SELECTED EXTRACT:
----------------

Film Talk – Violence in the West

The depiction of violence in the Western Genre. On-screen violence is a vast topic that if you could spend hours exploring it’s effects on society, censorship and how directors have each approached it in their work. Tonight I’ll be focusing on the evolution of the depiction of violence in the Western

The Great Train Robbery was the first noted Western in 1903, featuring the first use of editing to push forward a narrative and lay the foundations for the genre over the course of the next century. More notably the use of guns, ending with the a gun being aimed at the audience.

“They helped producers understanding of the important of setting and reference, the possibilities of location and action shooting…the new medium and the industry succeeded in appropriating the literary and historical tradition of the myth of the frontier and translating it’s symbols and references and its peculiar way of blending fiction and history into cinematic terms.”

Gunfighter Nation: The Myth of the Frontier in 20th Century America – Richard Slotkin p.254

During the silent era the genre was very popular with audiences. Innovators of the genre such as John Ford spoke of his time to fellow director Peter Bogdanovich.

“These early Westerns weren’t shoot-em-ups, they were character stories. [Harry] Carey was a great actor, and we didn’t dress him up like the cowboys you see on TV-all dolled up”

Ride, Boldly Ride : the evolution of the American Western – Mary Lea Bandy and Kevin Stoehr p.26

During the silent era a number of court cases were being held in connection to Westerns of the day. The James Boys in Missouri and Night Riders both released in 1908, both depicting the James Brothers. The Judge in the case of Block V the City of Chicago ruled against them. It was his opinion that

“…The James Boys and Night Riders were immoral not simply because they concentrated on the exploits of outlaws but because they did so exclusively, without corresponding depiction of law-abiding character that they ought to offer morally admirable characters and behaviour as a counterweight to depictions of crime…”

Classical Film Violence: Designing and Regulating Brutality in Hollywood Cinema (1930-1968) – Stephen Prince p.19

Similar rulings would have a lasting effect on the production that was later established in the 1930’s. Accompanied by the development of sound transforming how narratives we’re told. Changing the dynamic of the plot, from just visuals with the extra audio element, allowing for violence to be heard. The Production code was finally enforced in 1934, forcing filmmakers to think creatively to work around the restrictions.

“Restrictions on the image, paradoxically, open onto plenitude – the rich and fertile area of the imagination-which requires very little data to perform prodigious feats of creation. The oblique image, violence hinted but not displayed, can arouse the viewers imaginings with great ferocity.”

Classical Film Violence: Designing and Regulating Brutality in Hollywood Cinema (1930-1968) – Stephen Prince p.207

Westerns during the majority of the 1930’s were relegated to kids B-movies, some featuring a young John Wayne. If you wanted anything close to a gunplay you’d have watch a James Cagney or an Edward G Robinson film. The genre finally matured in 1939 with Stagecoach beginning a resurgence of Westerns.

----------------

Labeled region entries:
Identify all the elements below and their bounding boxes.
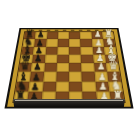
- hinge-highlight-line: [15, 100, 123, 101]
- piece-wb: ♝: [108, 70, 121, 82]
- square[interactable]: [80, 32, 92, 39]
- piece-bp: ♟: [34, 38, 46, 47]
- square[interactable]: ♝: [107, 72, 121, 81]
- square[interactable]: ♞: [108, 81, 123, 91]
- square[interactable]: [69, 63, 82, 72]
- square[interactable]: ♟: [30, 72, 44, 81]
- square[interactable]: ♛: [106, 63, 120, 72]
- chess-board-grid: ♜♟♟♜♞♟♟♞♝♟♟♝♚♟♟♚♛♟♟♛♝♟♟♝♞♟♟♞♜♟♟♜: [14, 32, 125, 102]
- square[interactable]: [69, 39, 81, 47]
- square[interactable]: [56, 63, 69, 72]
- square[interactable]: ♟: [33, 47, 46, 55]
- square[interactable]: [45, 55, 58, 63]
- board-front-edge: [13, 99, 125, 107]
- piece-bp: ♟: [35, 31, 46, 39]
- piece-bp: ♟: [29, 82, 42, 92]
- board-frame: ♜♟♟♜♞♟♟♞♝♟♟♝♚♟♟♚♛♟♟♛♝♟♟♝♞♟♟♞♜♟♟♜: [4, 28, 133, 109]
- square[interactable]: ♟: [31, 63, 44, 72]
- square[interactable]: [80, 39, 92, 47]
- square[interactable]: ♟: [29, 81, 43, 91]
- square[interactable]: ♟: [34, 39, 46, 47]
- square[interactable]: ♟: [95, 81, 109, 91]
- square[interactable]: ♞: [103, 39, 116, 47]
- piece-bk: ♚: [20, 52, 32, 63]
- square[interactable]: [69, 81, 82, 91]
- square[interactable]: [46, 39, 58, 47]
- square[interactable]: ♜: [102, 32, 114, 39]
- square[interactable]: ♞: [15, 81, 30, 91]
- piece-bq: ♛: [19, 61, 32, 72]
- piece-br: ♜: [24, 29, 35, 39]
- square[interactable]: [69, 55, 81, 63]
- square[interactable]: [46, 32, 58, 39]
- chess-set-photo: ♜♟♟♜♞♟♟♞♝♟♟♝♚♟♟♚♛♟♟♛♝♟♟♝♞♟♟♞♜♟♟♜: [0, 0, 140, 140]
- board-border-strip: ♜♟♟♜♞♟♟♞♝♟♟♝♚♟♟♚♛♟♟♛♝♟♟♝♞♟♟♞♜♟♟♜: [7, 29, 131, 107]
- square[interactable]: ♟: [35, 32, 47, 39]
- square[interactable]: [56, 81, 69, 91]
- square[interactable]: [56, 72, 69, 81]
- piece-bp: ♟: [33, 46, 45, 55]
- square[interactable]: [43, 72, 56, 81]
- square[interactable]: [69, 32, 80, 39]
- square[interactable]: [57, 55, 69, 63]
- square[interactable]: ♟: [91, 32, 103, 39]
- piece-wp: ♟: [96, 82, 109, 92]
- piece-bp: ♟: [30, 72, 43, 82]
- square[interactable]: [81, 63, 94, 72]
- square[interactable]: ♝: [17, 72, 31, 81]
- piece-wq: ♛: [107, 61, 120, 72]
- piece-bn: ♞: [15, 79, 28, 91]
- square[interactable]: [81, 55, 94, 63]
- square[interactable]: [57, 47, 69, 55]
- square[interactable]: ♝: [104, 47, 117, 55]
- square[interactable]: [82, 72, 95, 81]
- square[interactable]: [42, 81, 56, 91]
- square[interactable]: [45, 47, 57, 55]
- square[interactable]: [44, 63, 57, 72]
- piece-bp: ♟: [31, 63, 44, 72]
- square[interactable]: [81, 47, 93, 55]
- piece-wk: ♚: [106, 52, 118, 63]
- piece-wr: ♜: [103, 29, 114, 39]
- square[interactable]: ♟: [92, 39, 104, 47]
- square[interactable]: [58, 32, 69, 39]
- square[interactable]: ♟: [94, 63, 107, 72]
- square[interactable]: ♚: [20, 55, 33, 63]
- square[interactable]: ♟: [32, 55, 45, 63]
- square[interactable]: [57, 39, 69, 47]
- square[interactable]: ♟: [92, 47, 105, 55]
- square[interactable]: ♟: [94, 72, 108, 81]
- square[interactable]: [82, 81, 96, 91]
- square[interactable]: [69, 47, 81, 55]
- square[interactable]: [69, 72, 82, 81]
- square[interactable]: ♛: [19, 63, 33, 72]
- chess-board-3d: ♜♟♟♜♞♟♟♞♝♟♟♝♚♟♟♚♛♟♟♛♝♟♟♝♞♟♟♞♜♟♟♜: [4, 28, 133, 109]
- piece-wp: ♟: [93, 46, 105, 55]
- piece-bp: ♟: [32, 54, 44, 63]
- piece-wn: ♞: [109, 79, 122, 91]
- square[interactable]: ♟: [93, 55, 106, 63]
- square[interactable]: ♚: [105, 55, 118, 63]
- piece-bb: ♝: [17, 70, 30, 82]
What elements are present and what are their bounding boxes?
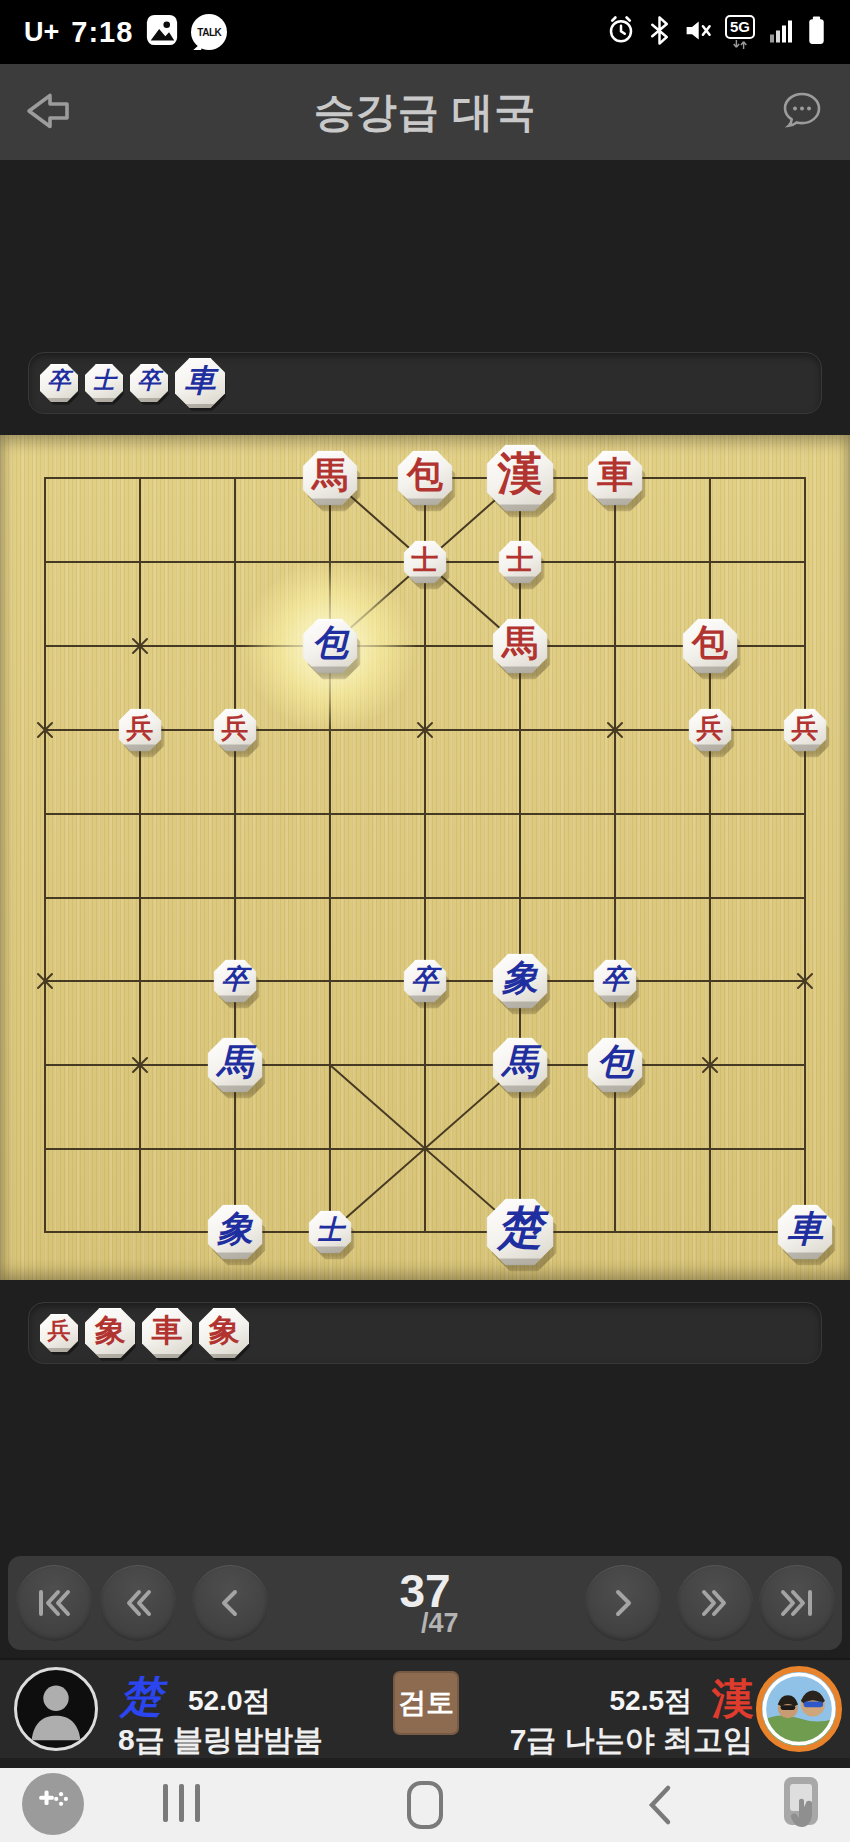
carrier-label: U+ — [24, 17, 59, 48]
piece-glyph: 車 — [778, 1205, 833, 1254]
nav-last-button[interactable] — [759, 1565, 835, 1641]
piece-han-horse: 馬 — [303, 451, 358, 506]
screen: { "game": "janggi", "status_bar": { "car… — [0, 0, 850, 1842]
han-score: 52.5점 — [610, 1682, 693, 1720]
piece-cho-soldier: 卒 — [214, 960, 257, 1003]
piece-glyph: 象 — [85, 1308, 135, 1353]
move-navigation: 37 /47 — [8, 1556, 842, 1650]
han-side-glyph: 漢 — [712, 1678, 754, 1720]
captured-cho-soldier: 卒 — [40, 364, 78, 402]
piece-glyph: 士 — [499, 541, 542, 579]
bluetooth-icon — [649, 16, 670, 49]
touch-assist-icon — [778, 1775, 828, 1835]
piece-cho-cannon: 包 — [588, 1038, 643, 1093]
piece-glyph: 卒 — [40, 364, 78, 398]
captured-cho-chariot: 車 — [175, 358, 225, 408]
piece-glyph: 士 — [404, 541, 447, 579]
piece-glyph: 包 — [398, 451, 453, 500]
piece-glyph: 車 — [588, 451, 643, 500]
game-tools-button[interactable] — [22, 1773, 84, 1835]
nav-forward-button[interactable] — [585, 1565, 661, 1641]
alarm-icon — [606, 15, 636, 49]
captured-pieces-by-cho: 兵象車象 — [28, 1302, 822, 1364]
captured-cho-guard: 士 — [85, 364, 123, 402]
piece-cho-elephant: 象 — [208, 1205, 263, 1260]
piece-glyph: 馬 — [493, 619, 548, 668]
piece-han-horse: 馬 — [493, 619, 548, 674]
chat-button[interactable] — [776, 86, 828, 138]
piece-glyph: 兵 — [40, 1314, 78, 1348]
home-button[interactable] — [407, 1781, 443, 1829]
android-back-button[interactable] — [640, 1783, 684, 1827]
piece-han-guard: 士 — [404, 541, 447, 584]
captured-han-elephant: 象 — [199, 1308, 249, 1358]
chat-bubble-icon — [777, 124, 827, 139]
piece-cho-guard: 士 — [309, 1211, 352, 1254]
default-avatar-icon — [17, 1670, 95, 1748]
review-button[interactable]: 검토 — [393, 1671, 459, 1735]
piece-glyph: 馬 — [493, 1038, 548, 1087]
piece-glyph: 卒 — [130, 364, 168, 398]
nav-fast-forward-button[interactable] — [677, 1565, 753, 1641]
piece-glyph: 卒 — [594, 960, 637, 998]
piece-glyph: 象 — [493, 954, 548, 1003]
han-player-avatar[interactable] — [756, 1666, 842, 1752]
back-chevron-icon — [640, 1783, 684, 1827]
piece-cho-horse: 馬 — [208, 1038, 263, 1093]
last-move-icon — [777, 1583, 817, 1623]
cho-score: 52.0점 — [188, 1682, 271, 1720]
piece-glyph: 兵 — [689, 709, 732, 747]
piece-glyph: 車 — [175, 358, 225, 403]
piece-cho-soldier: 卒 — [594, 960, 637, 1003]
battery-icon — [807, 15, 826, 50]
piece-cho-horse: 馬 — [493, 1038, 548, 1093]
captured-han-elephant: 象 — [85, 1308, 135, 1358]
status-bar: U+ 7:18 TALK 5G — [0, 0, 850, 64]
piece-glyph: 包 — [588, 1038, 643, 1087]
piece-glyph: 士 — [85, 364, 123, 398]
han-player-name: 7급 나는야 최고임 — [510, 1720, 753, 1761]
status-right: 5G — [606, 15, 826, 50]
cho-player-avatar[interactable] — [14, 1667, 98, 1751]
piece-cho-general: 楚 — [487, 1199, 554, 1266]
step-forward-icon — [603, 1583, 643, 1623]
5g-icon: 5G — [725, 15, 755, 49]
piece-glyph: 卒 — [404, 960, 447, 998]
move-total: /47 — [421, 1608, 459, 1639]
app-header: 승강급 대국 — [0, 64, 850, 160]
piece-han-cannon: 包 — [398, 451, 453, 506]
android-nav-bar — [0, 1768, 850, 1842]
piece-glyph: 車 — [142, 1308, 192, 1353]
fast-forward-icon — [695, 1583, 735, 1623]
cho-player-name: 8급 블링밤밤붐 — [118, 1720, 323, 1761]
status-left: U+ 7:18 TALK — [24, 13, 227, 51]
gamepad-icon — [28, 1778, 78, 1828]
piece-han-guard: 士 — [499, 541, 542, 584]
piece-han-general: 漢 — [487, 445, 554, 512]
piece-han-soldier: 兵 — [119, 709, 162, 752]
piece-glyph: 馬 — [208, 1038, 263, 1087]
piece-glyph: 士 — [309, 1211, 352, 1249]
captured-pieces-by-han: 卒士卒車 — [28, 352, 822, 414]
piece-glyph: 兵 — [119, 709, 162, 747]
captured-han-soldier: 兵 — [40, 1314, 78, 1352]
janggi-board: 馬包漢車士士包馬包兵兵兵兵卒卒象卒馬馬包象士楚車 — [0, 435, 850, 1280]
piece-glyph: 漢 — [487, 445, 554, 505]
5g-label: 5G — [725, 15, 755, 39]
kakaotalk-icon: TALK — [191, 14, 227, 50]
gallery-icon — [145, 13, 179, 51]
page-title: 승강급 대국 — [0, 64, 850, 160]
piece-glyph: 象 — [208, 1205, 263, 1254]
piece-cho-elephant: 象 — [493, 954, 548, 1009]
captured-han-chariot: 車 — [142, 1308, 192, 1358]
piece-han-chariot: 車 — [588, 451, 643, 506]
piece-glyph: 楚 — [487, 1199, 554, 1259]
signal-icon — [768, 17, 794, 48]
piece-glyph: 象 — [199, 1308, 249, 1353]
mute-icon — [683, 16, 712, 49]
piece-han-soldier: 兵 — [214, 709, 257, 752]
piece-glyph: 包 — [683, 619, 738, 668]
recent-apps-button[interactable] — [163, 1784, 200, 1822]
piece-glyph: 兵 — [784, 709, 827, 747]
cho-side-glyph: 楚 — [120, 1676, 162, 1718]
piece-cho-soldier: 卒 — [404, 960, 447, 1003]
status-time: 7:18 — [71, 16, 133, 49]
piece-han-soldier: 兵 — [784, 709, 827, 752]
piece-glyph: 馬 — [303, 451, 358, 500]
piece-han-cannon: 包 — [683, 619, 738, 674]
piece-cho-chariot: 車 — [778, 1205, 833, 1260]
piece-han-soldier: 兵 — [689, 709, 732, 752]
recents-icon — [163, 1784, 168, 1822]
piece-cho-cannon: 包 — [303, 619, 358, 674]
piece-glyph: 兵 — [214, 709, 257, 747]
photo-avatar-image — [762, 1672, 836, 1746]
piece-glyph: 卒 — [214, 960, 257, 998]
piece-glyph: 包 — [303, 619, 358, 668]
talk-label: TALK — [197, 27, 221, 38]
captured-cho-soldier: 卒 — [130, 364, 168, 402]
touch-assist-button[interactable] — [778, 1775, 828, 1835]
player-bar: 楚 52.0점 8급 블링밤밤붐 검토 52.5점 7급 나는야 최고임 漢 — [0, 1658, 850, 1758]
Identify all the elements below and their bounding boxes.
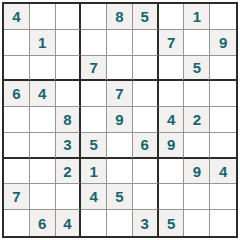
cell-r4c4[interactable] <box>81 81 107 107</box>
cell-r1c2[interactable] <box>30 4 56 30</box>
sudoku-board: 4851179756478942356921947456435 <box>2 2 238 238</box>
cell-r1c7[interactable] <box>159 4 185 30</box>
cell-r6c3: 3 <box>56 133 82 159</box>
cell-r8c9[interactable] <box>210 184 236 210</box>
cell-r5c3: 8 <box>56 107 82 133</box>
cell-r6c1[interactable] <box>4 133 30 159</box>
cell-r6c7: 9 <box>159 133 185 159</box>
cell-r2c3[interactable] <box>56 30 82 56</box>
cell-r6c4: 5 <box>81 133 107 159</box>
cell-r6c8[interactable] <box>184 133 210 159</box>
cell-r1c6: 5 <box>133 4 159 30</box>
cell-r6c6: 6 <box>133 133 159 159</box>
cell-r2c2: 1 <box>30 30 56 56</box>
cell-r4c2: 4 <box>30 81 56 107</box>
cell-r9c4[interactable] <box>81 210 107 236</box>
cell-r5c2[interactable] <box>30 107 56 133</box>
cell-r6c5[interactable] <box>107 133 133 159</box>
cell-r8c5: 5 <box>107 184 133 210</box>
cell-r8c6[interactable] <box>133 184 159 210</box>
cell-r6c2[interactable] <box>30 133 56 159</box>
cell-r3c2[interactable] <box>30 56 56 82</box>
cell-r7c2[interactable] <box>30 159 56 185</box>
cell-r4c6[interactable] <box>133 81 159 107</box>
cell-r1c3[interactable] <box>56 4 82 30</box>
cell-r2c4[interactable] <box>81 30 107 56</box>
cell-r2c9: 9 <box>210 30 236 56</box>
cell-r7c3: 2 <box>56 159 82 185</box>
cell-r1c9[interactable] <box>210 4 236 30</box>
cell-r7c5[interactable] <box>107 159 133 185</box>
cell-r8c3[interactable] <box>56 184 82 210</box>
cell-r8c4: 4 <box>81 184 107 210</box>
cell-r4c8[interactable] <box>184 81 210 107</box>
cell-r5c6[interactable] <box>133 107 159 133</box>
cell-r9c9[interactable] <box>210 210 236 236</box>
cell-r3c1[interactable] <box>4 56 30 82</box>
cell-r1c1: 4 <box>4 4 30 30</box>
cell-r2c5[interactable] <box>107 30 133 56</box>
cell-r5c1[interactable] <box>4 107 30 133</box>
cell-r9c2: 6 <box>30 210 56 236</box>
cell-r2c7: 7 <box>159 30 185 56</box>
cell-r3c3[interactable] <box>56 56 82 82</box>
cell-r8c7[interactable] <box>159 184 185 210</box>
cell-r7c1[interactable] <box>4 159 30 185</box>
cell-r2c8[interactable] <box>184 30 210 56</box>
cell-r9c5[interactable] <box>107 210 133 236</box>
cell-r6c9[interactable] <box>210 133 236 159</box>
cell-r3c6[interactable] <box>133 56 159 82</box>
cell-r8c8[interactable] <box>184 184 210 210</box>
cell-r7c7[interactable] <box>159 159 185 185</box>
cell-r5c9[interactable] <box>210 107 236 133</box>
cell-r9c1[interactable] <box>4 210 30 236</box>
cell-r4c9[interactable] <box>210 81 236 107</box>
cell-r9c6: 3 <box>133 210 159 236</box>
cell-r7c6[interactable] <box>133 159 159 185</box>
cell-r1c8: 1 <box>184 4 210 30</box>
cell-r2c6[interactable] <box>133 30 159 56</box>
cell-r5c4[interactable] <box>81 107 107 133</box>
cell-r9c3: 4 <box>56 210 82 236</box>
sudoku-app: 4851179756478942356921947456435 <box>0 0 240 240</box>
cell-r3c5[interactable] <box>107 56 133 82</box>
cell-r4c3[interactable] <box>56 81 82 107</box>
cell-r2c1[interactable] <box>4 30 30 56</box>
cell-r7c8: 9 <box>184 159 210 185</box>
cell-r3c8: 5 <box>184 56 210 82</box>
cell-r4c5: 7 <box>107 81 133 107</box>
cell-r7c4: 1 <box>81 159 107 185</box>
cell-r7c9: 4 <box>210 159 236 185</box>
cell-r9c7: 5 <box>159 210 185 236</box>
cell-r4c1: 6 <box>4 81 30 107</box>
cell-r5c7: 4 <box>159 107 185 133</box>
cell-r8c2[interactable] <box>30 184 56 210</box>
cell-r4c7[interactable] <box>159 81 185 107</box>
cell-r5c8: 2 <box>184 107 210 133</box>
cell-r8c1: 7 <box>4 184 30 210</box>
cell-r1c5: 8 <box>107 4 133 30</box>
cell-r3c4: 7 <box>81 56 107 82</box>
cell-r9c8[interactable] <box>184 210 210 236</box>
cell-r1c4[interactable] <box>81 4 107 30</box>
cell-r3c9[interactable] <box>210 56 236 82</box>
cell-r5c5: 9 <box>107 107 133 133</box>
cell-r3c7[interactable] <box>159 56 185 82</box>
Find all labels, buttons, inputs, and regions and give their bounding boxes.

----------------

REQUIRED WORK: Can you continue the film talk on violence in the Western from its final sentence onward?

RESULT FOR THIS TASK:
During WWII images of violence filled the screen in newsreels and the first hand experiences of filmmakers of the U.S. Army Signal Corps, which I’ll touch on later. Films such as The Ox-Bow Incident (1942), which focused on mob violence.

“…Walter Van Tilburgs Clarks story, a sobering look at mob psychology and violence. While Gil, Art, and Davis [Henry Fonda, Harry Morgan and Harry Davenport], and others plead for law and more reasonable, rational behaviour to prevail, the mob has its way. It’s as if Clark is saying, and [William] Wellman and [Lamar] Trotti are confirming, that this is not at all unusual but, in fact, the natural state of human behaviour.”

The Noir Western: Darkness on the Range – David Meuel p.29

We see the result of the mob violence in this clip.

We only see the executioners setting up the horses, rigging the nooses. The only physical violence we see on-screen is handed out to the general’s son, a pacifist who’s clipped by his father. Then men executed are reduced to shadows from the trees above. The audience imagination shocks them more than the images on-screen. They have seen anyone hang, imaging the men hanging from above.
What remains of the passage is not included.